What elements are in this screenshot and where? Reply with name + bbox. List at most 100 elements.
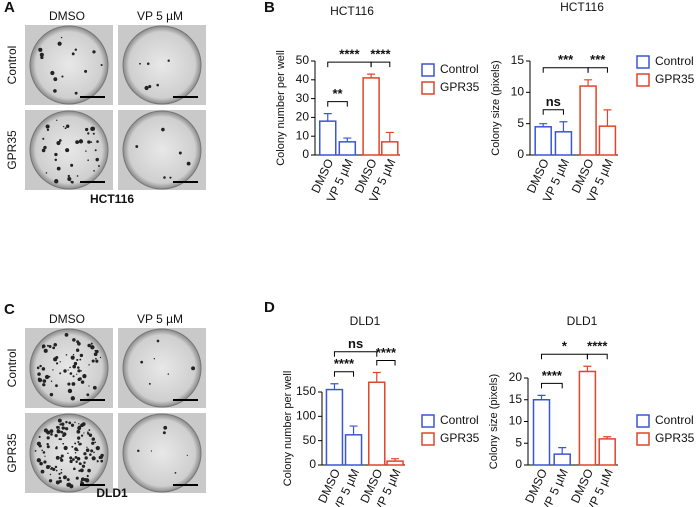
colony [85, 448, 90, 452]
colony [135, 145, 139, 148]
bar [362, 77, 380, 156]
colony [69, 372, 73, 375]
legend-swatch [421, 81, 435, 95]
colony [50, 380, 53, 382]
colony [44, 374, 50, 380]
significance-bracket [327, 101, 348, 107]
error-bar [539, 123, 548, 127]
significance-bracket [333, 371, 355, 377]
colony [46, 436, 50, 440]
bar [598, 125, 617, 156]
colony [70, 396, 75, 401]
y-tick-label: 20 [509, 370, 523, 384]
colony [50, 466, 53, 470]
colony [74, 48, 78, 51]
well [122, 25, 202, 105]
colony [78, 377, 82, 381]
colony [88, 385, 90, 387]
error-bar [603, 109, 612, 127]
significance-bracket [542, 67, 589, 73]
significance-bracket [542, 109, 564, 115]
error-bar [367, 73, 376, 78]
colony [57, 41, 62, 46]
colony [55, 362, 59, 365]
well [122, 110, 202, 190]
significance-bracket [333, 351, 378, 357]
colony [34, 450, 37, 452]
well [122, 413, 202, 493]
colony [83, 452, 87, 456]
colony [79, 468, 84, 473]
colony [60, 36, 63, 39]
colony [41, 367, 46, 371]
colony [52, 346, 56, 350]
colony [55, 355, 59, 360]
colony [163, 176, 166, 179]
colony [91, 437, 96, 441]
y-tick-label: 10 [511, 85, 525, 99]
colony [52, 467, 56, 471]
colony [74, 452, 77, 454]
colony [53, 77, 58, 82]
colony [74, 91, 78, 95]
row-label: GPR35 [5, 433, 19, 473]
colony [40, 55, 44, 60]
y-axis-label: Colony number per well [275, 50, 287, 166]
error-bar [537, 394, 546, 400]
colony [66, 478, 70, 482]
significance-label: **** [376, 345, 397, 360]
colony [79, 442, 82, 446]
colony [39, 461, 43, 466]
colony [156, 83, 159, 87]
colony [70, 423, 75, 427]
colony [94, 149, 97, 152]
colony [148, 84, 152, 89]
colony [91, 359, 95, 363]
colony [87, 432, 90, 435]
colony [59, 372, 62, 375]
significance-label: * [562, 339, 568, 354]
legend-label: Control [440, 62, 479, 76]
colony [75, 448, 78, 451]
significance-bracket [376, 360, 396, 366]
colony [59, 438, 63, 441]
significance-label: ** [332, 86, 343, 101]
colony [92, 132, 95, 135]
colony [55, 446, 58, 450]
colony [54, 152, 58, 157]
colony [43, 460, 47, 464]
colony [84, 478, 90, 483]
colony [61, 422, 65, 426]
colony [75, 460, 78, 463]
colony [56, 119, 58, 121]
colony [54, 465, 58, 469]
error-bar [603, 436, 612, 439]
colony [79, 462, 82, 466]
legend-swatch [636, 414, 650, 428]
bar [325, 388, 344, 466]
colony [163, 425, 168, 430]
colony [41, 344, 46, 349]
colony [178, 151, 182, 155]
colony [78, 469, 81, 472]
colony [146, 62, 150, 65]
legend-label: Control [655, 54, 694, 68]
colony [37, 377, 41, 381]
colony [58, 472, 61, 476]
well [29, 25, 109, 105]
colony [191, 366, 196, 371]
colony [42, 137, 45, 140]
colony [137, 449, 140, 453]
colony [67, 369, 69, 371]
colony [98, 164, 100, 167]
colony [50, 433, 53, 436]
colony [56, 140, 61, 146]
colony [46, 432, 49, 435]
colony [75, 476, 79, 480]
colony [73, 361, 78, 366]
colony [69, 457, 72, 460]
bar [319, 120, 337, 156]
colony [46, 442, 49, 446]
colony [60, 430, 64, 434]
error-bar [391, 458, 400, 462]
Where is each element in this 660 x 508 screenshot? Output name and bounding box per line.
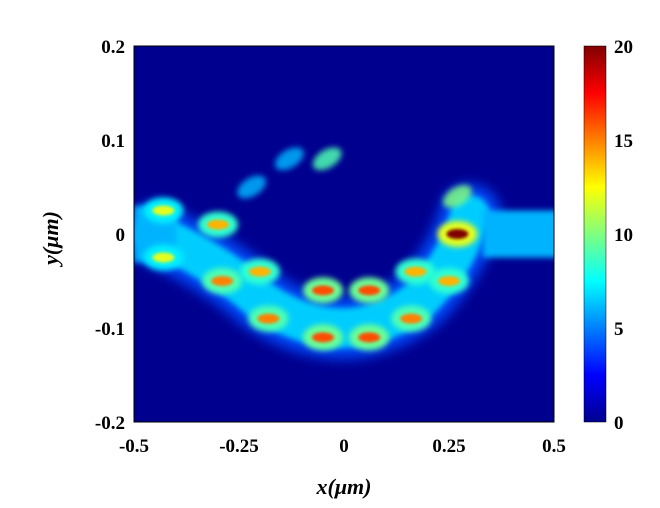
hot-spot [312, 285, 334, 296]
upper-arc-spot [275, 147, 304, 171]
plot-frame [133, 45, 555, 423]
y-tick-label: -0.2 [95, 413, 125, 434]
x-tick-label: -0.5 [119, 436, 149, 457]
x-tick-label: 0.5 [542, 436, 566, 457]
hot-spot [257, 313, 280, 324]
y-tick-label: 0 [116, 225, 126, 246]
hot-spot [358, 332, 381, 343]
y-axis-label: y(μm) [38, 211, 63, 268]
x-tick-label: 0 [339, 436, 349, 457]
output-waveguide [482, 210, 554, 258]
x-tick-label: -0.25 [219, 436, 259, 457]
hot-spot [312, 332, 334, 343]
hot-spot [404, 266, 427, 277]
colorbar-tick-label: 20 [614, 37, 633, 58]
colorbar-tick-label: 5 [614, 319, 624, 340]
colorbar-tick-label: 10 [614, 225, 633, 246]
hot-spot [249, 266, 271, 277]
y-tick-label: -0.1 [95, 319, 125, 340]
colorbar [583, 45, 607, 423]
upper-arc-spot [312, 147, 342, 171]
y-tick-label: 0.1 [101, 131, 125, 152]
x-axis-label: x(μm) [316, 474, 372, 499]
x-tick-label: 0.25 [432, 436, 465, 457]
hot-spot [152, 205, 175, 216]
axis-layer: -0.5 -0.25 0 0.25 0.5 0.2 0.1 0 -0.1 -0.2 20 15 10 5 0 [95, 37, 633, 457]
hot-spot [152, 252, 175, 263]
hot-spot [207, 219, 229, 230]
hot-spot [400, 313, 423, 324]
hot-spot [438, 276, 460, 286]
field-layer [134, 147, 554, 359]
hot-spot [446, 229, 469, 239]
colorbar-tick-label: 15 [614, 131, 633, 152]
hot-spot [211, 276, 234, 286]
colorbar-tick-label: 0 [614, 413, 624, 434]
upper-arc-spot [443, 184, 472, 208]
hot-spot [358, 285, 381, 296]
upper-arc-spot [237, 175, 266, 199]
y-tick-label: 0.2 [101, 37, 125, 58]
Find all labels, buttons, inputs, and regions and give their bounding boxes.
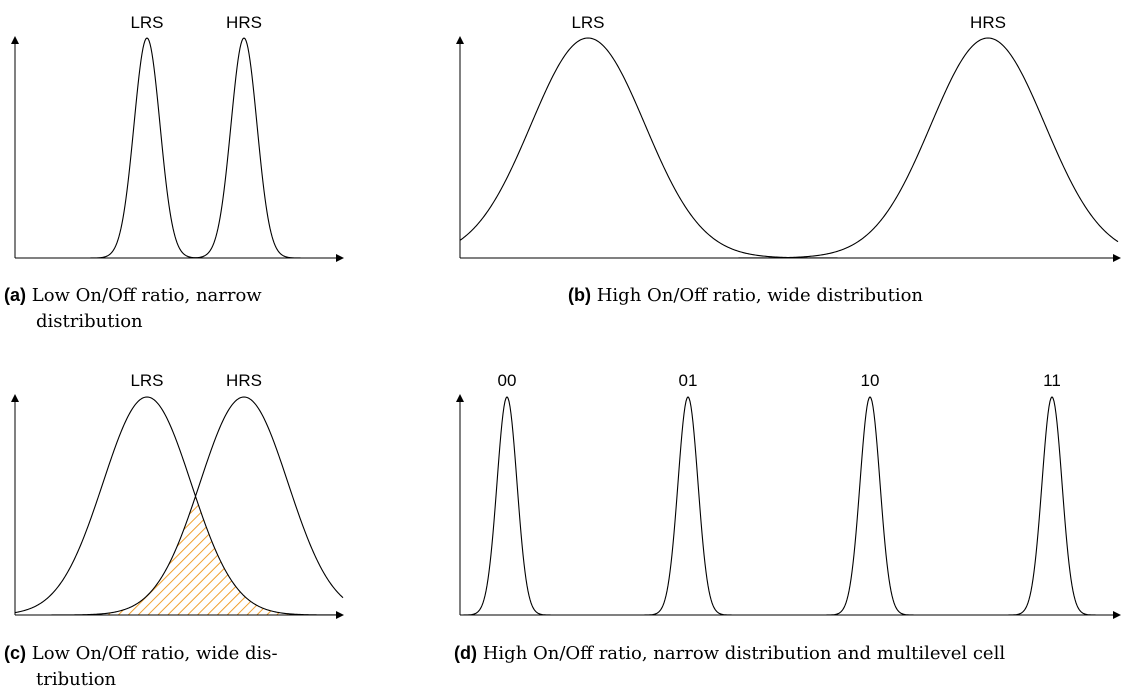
panel-b-hrs-curve [460,37,1119,259]
panel-b-caption: (b) High On/Off ratio, wide distribution [568,282,1128,309]
panel-b-plot: LRS HRS [456,13,1121,262]
panel-b-tag: (b) [568,285,591,305]
panel-a-hrs-label: HRS [226,13,262,32]
panel-c-caption-line2: tribution [36,669,117,690]
panel-c-overlap-hatch [15,497,343,615]
panel-a-hrs-curve [15,37,343,259]
panel-b-hrs-label: HRS [970,13,1006,32]
panel-d-10-curve [460,396,1118,616]
panel-d-tag: (d) [454,643,477,663]
panel-c-caption: (c) Low On/Off ratio, wide dis- tributio… [4,640,364,693]
panel-c-hrs-label: HRS [226,371,262,390]
panel-d-01-label: 01 [679,371,698,390]
panel-d-10-label: 10 [861,371,880,390]
panel-a-tag: (a) [4,285,26,305]
panel-c-lrs-label: LRS [130,371,163,390]
panel-b-lrs-label: LRS [571,13,604,32]
panel-c-lrs-curve [14,396,343,616]
panel-d-00-label: 00 [498,371,517,390]
panel-d-plot: 00 01 10 11 [456,371,1121,619]
panel-c-hrs-curve [15,396,344,616]
panel-d-11-label: 11 [1043,371,1061,390]
panel-d-00-curve [459,396,1118,616]
panel-b-lrs-curve [459,37,1118,259]
panel-c-caption-line1: Low On/Off ratio, wide dis- [31,643,278,664]
panel-d-01-curve [460,396,1118,616]
panel-a-plot: LRS HRS [11,13,344,262]
panel-a-caption: (a) Low On/Off ratio, narrow distributio… [4,282,364,335]
panel-d-caption-line1: High On/Off ratio, narrow distribution a… [482,643,1006,664]
panel-a-lrs-label: LRS [130,13,163,32]
panel-a-caption-line1: Low On/Off ratio, narrow [31,285,262,306]
panel-d-caption: (d) High On/Off ratio, narrow distributi… [454,640,1128,667]
panel-a-caption-line2: distribution [36,311,143,332]
panel-a-lrs-curve [15,37,343,259]
panel-d-11-curve [460,396,1118,616]
panel-c-plot: LRS HRS [11,371,344,619]
panel-b-caption-line1: High On/Off ratio, wide distribution [596,285,924,306]
panel-c-tag: (c) [4,643,26,663]
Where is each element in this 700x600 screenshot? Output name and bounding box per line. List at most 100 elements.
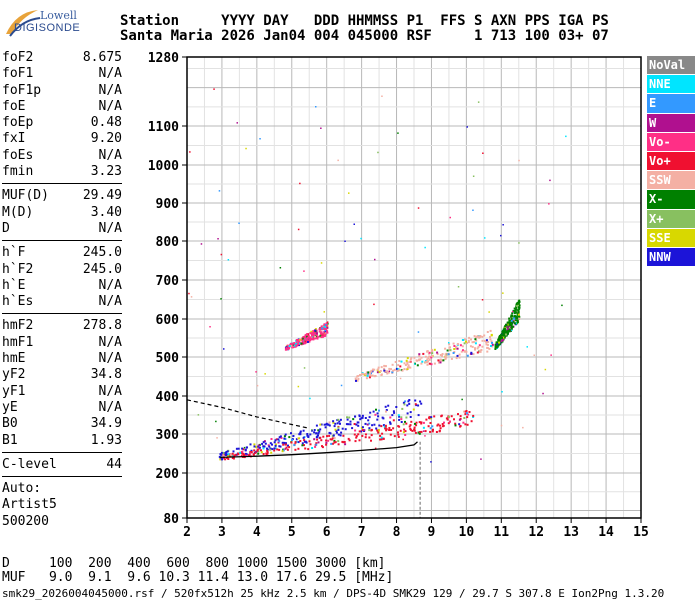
echo-point xyxy=(382,424,385,427)
echo-point xyxy=(398,360,401,362)
param-value: N/A xyxy=(98,383,122,399)
noise-point xyxy=(561,304,563,307)
echo-point xyxy=(405,416,408,419)
echo-point xyxy=(401,407,404,410)
echo-point xyxy=(269,448,272,451)
echo-point xyxy=(227,453,230,456)
noise-point xyxy=(217,238,219,240)
param-group-confidence: C-level 44 xyxy=(2,457,122,473)
param-value: N/A xyxy=(98,220,122,236)
echo-point xyxy=(404,400,407,403)
y-tick-label: 700 xyxy=(156,274,180,289)
echo-point xyxy=(358,439,361,442)
echo-point xyxy=(355,423,358,426)
echo-point xyxy=(518,300,521,303)
echo-point xyxy=(274,447,277,450)
echo-point xyxy=(518,317,521,320)
noise-point xyxy=(213,88,215,90)
echo-point xyxy=(500,340,503,342)
echo-point xyxy=(382,437,385,440)
echo-point xyxy=(233,454,236,457)
noise-point xyxy=(315,106,317,108)
echo-point xyxy=(398,415,401,418)
echo-point xyxy=(402,431,405,434)
echo-point xyxy=(380,366,383,369)
noise-point xyxy=(414,363,416,365)
echo-point xyxy=(450,357,453,360)
echo-point xyxy=(409,416,412,418)
echo-point xyxy=(505,333,507,336)
param-value: 3.40 xyxy=(90,204,122,220)
echo-point xyxy=(220,458,223,461)
y-tick-label: 600 xyxy=(156,313,180,328)
echo-point xyxy=(444,356,447,359)
echo-point xyxy=(472,416,475,418)
header-line-1: Station YYYY DAY DDD HHMMSS P1 FFS S AXN… xyxy=(120,13,609,29)
param-group-true-heights: hmF2 278.8 hmF1 N/A hmE N/A yF2 34.8 yF1 N/A yE N/A… xyxy=(2,318,122,448)
echo-point xyxy=(450,415,453,418)
echo-point xyxy=(432,428,434,431)
echo-point xyxy=(389,421,391,424)
echo-point xyxy=(456,347,459,350)
echo-point xyxy=(271,443,273,446)
echo-point xyxy=(376,368,379,371)
param-value: N/A xyxy=(98,334,122,350)
echo-point xyxy=(413,428,416,431)
echo-point xyxy=(313,438,316,441)
echo-point xyxy=(368,429,371,432)
echo-point xyxy=(463,417,466,419)
echo-point xyxy=(384,424,387,427)
noise-point xyxy=(216,437,218,439)
echo-point xyxy=(516,305,519,307)
noise-point xyxy=(399,377,402,380)
param-divider xyxy=(2,183,122,185)
param-label: h`E xyxy=(2,277,26,293)
echo-point xyxy=(367,419,370,422)
echo-point xyxy=(414,422,416,425)
echo-point xyxy=(324,333,327,336)
echo-point xyxy=(483,339,486,342)
echo-point xyxy=(417,404,420,407)
noise-point xyxy=(348,192,350,194)
model-trace-curve xyxy=(220,441,418,459)
echo-point xyxy=(413,356,416,359)
echo-point xyxy=(339,418,342,421)
echo-point xyxy=(287,444,289,447)
station-header: Station YYYY DAY DDD HHMMSS P1 FFS S AXN… xyxy=(120,14,609,44)
echo-point xyxy=(421,360,424,363)
echo-point xyxy=(465,340,467,343)
echo-point xyxy=(237,452,240,455)
echo-point xyxy=(347,423,350,426)
echo-point xyxy=(470,352,473,355)
echo-point xyxy=(263,440,266,443)
param-label: yE xyxy=(2,399,18,415)
echo-point xyxy=(358,414,361,417)
echo-point xyxy=(310,330,313,333)
echo-point xyxy=(376,418,379,421)
echo-point xyxy=(452,352,455,354)
echo-point xyxy=(512,309,515,312)
echo-point xyxy=(371,374,374,377)
noise-point xyxy=(353,223,355,225)
echo-point xyxy=(406,404,409,407)
echo-point xyxy=(447,422,450,425)
echo-point xyxy=(319,423,322,426)
noise-point xyxy=(424,246,426,249)
echo-point xyxy=(495,344,498,347)
echo-point xyxy=(287,347,290,350)
echo-point xyxy=(257,452,260,455)
echo-point xyxy=(431,352,434,355)
param-divider xyxy=(2,451,122,453)
echo-point xyxy=(390,429,393,431)
echo-point xyxy=(273,447,276,450)
logo-text-digisonde: DIGISONDE xyxy=(14,22,81,34)
param-row: h`Es N/A xyxy=(2,294,122,310)
noise-point xyxy=(189,151,191,153)
echo-point xyxy=(429,422,432,424)
echo-point xyxy=(403,403,406,406)
echo-point xyxy=(284,443,287,446)
echo-point xyxy=(250,449,253,452)
echo-point xyxy=(225,451,228,453)
echo-point xyxy=(464,413,467,416)
echo-point xyxy=(395,367,398,370)
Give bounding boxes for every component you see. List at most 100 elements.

::::

From the data above, pull out every line containing the string "noise", matching case exactly, and copy each one.

• [Final result]
noise-point xyxy=(561,304,563,307)
noise-point xyxy=(217,238,219,240)
noise-point xyxy=(213,88,215,90)
noise-point xyxy=(315,106,317,108)
noise-point xyxy=(414,363,416,365)
noise-point xyxy=(216,437,218,439)
noise-point xyxy=(399,377,402,380)
noise-point xyxy=(348,192,350,194)
noise-point xyxy=(353,223,355,225)
noise-point xyxy=(424,246,426,249)
noise-point xyxy=(189,151,191,153)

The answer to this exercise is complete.